►

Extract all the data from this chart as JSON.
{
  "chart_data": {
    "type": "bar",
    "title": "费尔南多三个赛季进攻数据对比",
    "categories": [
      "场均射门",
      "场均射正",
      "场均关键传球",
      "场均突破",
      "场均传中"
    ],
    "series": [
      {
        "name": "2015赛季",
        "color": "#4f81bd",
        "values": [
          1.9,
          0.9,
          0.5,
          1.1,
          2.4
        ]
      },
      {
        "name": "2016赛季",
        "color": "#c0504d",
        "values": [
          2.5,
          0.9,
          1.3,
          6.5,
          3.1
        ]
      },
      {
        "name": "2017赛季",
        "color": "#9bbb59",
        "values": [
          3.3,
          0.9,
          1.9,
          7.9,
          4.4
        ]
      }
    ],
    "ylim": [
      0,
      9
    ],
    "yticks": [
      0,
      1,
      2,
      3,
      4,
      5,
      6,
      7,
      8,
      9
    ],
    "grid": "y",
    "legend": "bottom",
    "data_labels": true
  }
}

◄

## Do this
Reproduce the records word for word.

## Result for this task
Extract all the data from this chart as JSON.
{
  "chart_data": {
    "type": "bar",
    "title": "费尔南多三个赛季进攻数据对比",
    "categories": [
      "场均射门",
      "场均射正",
      "场均关键传球",
      "场均突破",
      "场均传中"
    ],
    "series": [
      {
        "name": "2015赛季",
        "color": "#4f81bd",
        "values": [
          1.9,
          0.9,
          0.5,
          1.1,
          2.4
        ]
      },
      {
        "name": "2016赛季",
        "color": "#c0504d",
        "values": [
          2.5,
          0.9,
          1.3,
          6.5,
          3.1
        ]
      },
      {
        "name": "2017赛季",
        "color": "#9bbb59",
        "values": [
          3.3,
          0.9,
          1.9,
          7.9,
          4.4
        ]
      }
    ],
    "ylim": [
      0,
      9
    ],
    "yticks": [
      0,
      1,
      2,
      3,
      4,
      5,
      6,
      7,
      8,
      9
    ],
    "grid": "y",
    "legend": "bottom",
    "data_labels": true
  }
}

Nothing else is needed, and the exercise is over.